* _PROBLEM STATEMENT_: Your task is to locate every line holding the string "xlabel" and to copy each of them.

* _EXTRACTED ENTRIES_:
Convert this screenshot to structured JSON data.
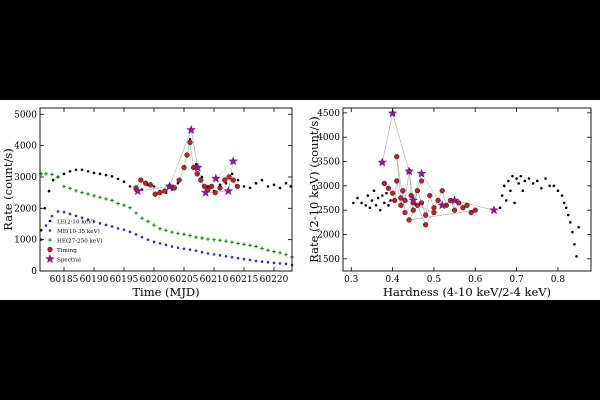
{
  "chart_data": [
    {
      "type": "scatter",
      "xlabel": "Time (MJD)",
      "ylabel": "Rate (count/s)",
      "xlim": [
        60181,
        60223
      ],
      "ylim": [
        0,
        5200
      ],
      "xticks": [
        60185,
        60190,
        60195,
        60200,
        60205,
        60210,
        60215,
        60220
      ],
      "yticks": [
        0,
        1000,
        2000,
        3000,
        4000,
        5000
      ],
      "legend_position": "lower-left",
      "series": [
        {
          "name": "LE(2-10 keV)",
          "color": "#000000",
          "marker": "dot",
          "x": [
            60181.2,
            60181.8,
            60182.5,
            60183.2,
            60184,
            60185,
            60186,
            60187,
            60188,
            60189,
            60190,
            60191,
            60192,
            60193,
            60194,
            60195,
            60196,
            60197,
            60198,
            60199,
            60200,
            60201,
            60202,
            60203,
            60204,
            60205,
            60206,
            60207,
            60208,
            60209,
            60210,
            60211,
            60212,
            60213,
            60214,
            60215,
            60216,
            60217,
            60218,
            60219,
            60220,
            60221,
            60222,
            60222.8
          ],
          "y": [
            1300,
            2000,
            2550,
            2900,
            3000,
            3100,
            3180,
            3230,
            3230,
            3180,
            3130,
            3100,
            3060,
            3020,
            2940,
            2850,
            2700,
            2560,
            2600,
            2750,
            2700,
            2550,
            2500,
            2600,
            2800,
            3300,
            4200,
            3400,
            3000,
            2700,
            2550,
            2750,
            2800,
            3100,
            2900,
            2700,
            2650,
            2800,
            2900,
            2700,
            2750,
            2650,
            2800,
            2700
          ]
        },
        {
          "name": "ME(10-35 keV)",
          "color": "#1f2fd8",
          "marker": "dot",
          "x": [
            60181.2,
            60182,
            60183,
            60184,
            60185,
            60186,
            60187,
            60188,
            60189,
            60190,
            60191,
            60192,
            60193,
            60194,
            60195,
            60196,
            60197,
            60198,
            60199,
            60200,
            60201,
            60202,
            60203,
            60204,
            60205,
            60206,
            60207,
            60208,
            60209,
            60210,
            60211,
            60212,
            60213,
            60214,
            60215,
            60216,
            60217,
            60218,
            60219,
            60220,
            60221,
            60222,
            60223
          ],
          "y": [
            1000,
            1450,
            1750,
            1900,
            1880,
            1820,
            1760,
            1700,
            1640,
            1580,
            1520,
            1470,
            1420,
            1360,
            1320,
            1250,
            1170,
            1080,
            1000,
            930,
            880,
            830,
            780,
            740,
            710,
            680,
            650,
            600,
            560,
            530,
            500,
            470,
            440,
            410,
            380,
            350,
            320,
            300,
            280,
            260,
            240,
            230,
            190
          ]
        },
        {
          "name": "HE(27-250 keV)",
          "color": "#1a8a1a",
          "marker": "plus",
          "x": [
            60181.2,
            60182,
            60183,
            60184,
            60185,
            60186,
            60187,
            60188,
            60189,
            60190,
            60191,
            60192,
            60193,
            60194,
            60195,
            60196,
            60197,
            60198,
            60199,
            60200,
            60201,
            60202,
            60203,
            60204,
            60205,
            60206,
            60207,
            60208,
            60209,
            60210,
            60211,
            60212,
            60213,
            60214,
            60215,
            60216,
            60217,
            60218,
            60219,
            60220,
            60221,
            60222,
            60223
          ],
          "y": [
            3100,
            3100,
            3080,
            3000,
            2700,
            2640,
            2560,
            2500,
            2460,
            2400,
            2350,
            2300,
            2250,
            2150,
            2100,
            2020,
            1850,
            1680,
            1580,
            1460,
            1350,
            1300,
            1240,
            1200,
            1170,
            1130,
            1080,
            1050,
            1020,
            1000,
            980,
            950,
            920,
            880,
            850,
            820,
            780,
            720,
            660,
            620,
            580,
            520,
            450
          ]
        },
        {
          "name": "Timing",
          "color": "#c0202a",
          "marker": "circle",
          "x": [
            60197,
            60197.8,
            60198.6,
            60199.4,
            60200.2,
            60201,
            60201.8,
            60202.6,
            60203.4,
            60204.2,
            60205,
            60205.5,
            60206,
            60206.6,
            60207.2,
            60207.8,
            60208.4,
            60209,
            60209.6,
            60210.2,
            60211,
            60211.8,
            60212.5,
            60213.2,
            60213.9
          ],
          "y": [
            2650,
            2900,
            2800,
            2750,
            2450,
            2500,
            2550,
            2700,
            2650,
            2900,
            3300,
            3700,
            4100,
            3300,
            3100,
            2900,
            2700,
            2600,
            2700,
            2500,
            2650,
            2900,
            3000,
            2900,
            2700
          ]
        },
        {
          "name": "Spectral",
          "color": "#8e1a8e",
          "marker": "star",
          "x": [
            60197.3,
            60202.6,
            60206.2,
            60207.3,
            60208.6,
            60212.4,
            60213.2,
            60210.3
          ],
          "y": [
            2550,
            2700,
            4500,
            3300,
            2500,
            2550,
            3500,
            2950
          ]
        }
      ]
    },
    {
      "type": "scatter",
      "xlabel": "Hardness (4-10 keV/2-4 keV)",
      "ylabel": "Rate (2-10 keV) (count/s)",
      "xlim": [
        0.28,
        0.88
      ],
      "ylim": [
        1250,
        4600
      ],
      "xticks": [
        0.3,
        0.4,
        0.5,
        0.6,
        0.7,
        0.8
      ],
      "yticks": [
        1500,
        2000,
        2500,
        3000,
        3500,
        4000,
        4500
      ],
      "series": [
        {
          "name": "LE",
          "color": "#000000",
          "marker": "dot",
          "x": [
            0.305,
            0.315,
            0.325,
            0.335,
            0.34,
            0.345,
            0.35,
            0.355,
            0.36,
            0.365,
            0.37,
            0.375,
            0.38,
            0.385,
            0.39,
            0.395,
            0.66,
            0.665,
            0.67,
            0.675,
            0.68,
            0.685,
            0.69,
            0.695,
            0.7,
            0.705,
            0.71,
            0.715,
            0.72,
            0.73,
            0.74,
            0.75,
            0.76,
            0.77,
            0.78,
            0.79,
            0.8,
            0.81,
            0.815,
            0.82,
            0.825,
            0.83,
            0.835,
            0.84,
            0.845,
            0.85
          ],
          "y": [
            2650,
            2750,
            2650,
            2600,
            2800,
            2550,
            2700,
            2900,
            2600,
            2750,
            2500,
            2800,
            2650,
            2850,
            2600,
            2700,
            2550,
            2800,
            3000,
            2700,
            3100,
            2900,
            3200,
            2650,
            3150,
            3050,
            3200,
            2900,
            3100,
            3150,
            3050,
            3100,
            2950,
            3150,
            3000,
            3000,
            2900,
            2800,
            2650,
            2550,
            2400,
            2250,
            2050,
            1800,
            1550,
            2150
          ]
        },
        {
          "name": "Timing",
          "color": "#c0202a",
          "marker": "circle",
          "x": [
            0.38,
            0.39,
            0.4,
            0.405,
            0.41,
            0.42,
            0.425,
            0.43,
            0.44,
            0.445,
            0.45,
            0.46,
            0.47,
            0.48,
            0.49,
            0.5,
            0.51,
            0.52,
            0.53,
            0.54,
            0.55,
            0.56,
            0.57,
            0.58,
            0.59,
            0.6,
            0.44,
            0.46,
            0.48,
            0.5,
            0.42,
            0.41,
            0.43,
            0.45,
            0.47
          ],
          "y": [
            3050,
            2950,
            2850,
            2700,
            3100,
            2600,
            2900,
            2700,
            3300,
            2800,
            2500,
            2900,
            2650,
            2400,
            2800,
            2550,
            2700,
            2900,
            2600,
            2700,
            2500,
            2650,
            2550,
            2600,
            2450,
            2500,
            2300,
            2600,
            2200,
            2450,
            2750,
            3600,
            2450,
            2650,
            3100
          ]
        },
        {
          "name": "Spectral",
          "color": "#8e1a8e",
          "marker": "star",
          "x": [
            0.375,
            0.4,
            0.44,
            0.45,
            0.47,
            0.52,
            0.55,
            0.645
          ],
          "y": [
            3480,
            4490,
            3300,
            2700,
            3250,
            2600,
            2700,
            2500
          ]
        }
      ]
    }
  ]
}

* _WRITTEN SOLUTION_:
      "xlabel": "Time (MJD)",
      "xlabel": "Hardness (4-10 keV/2-4 keV)",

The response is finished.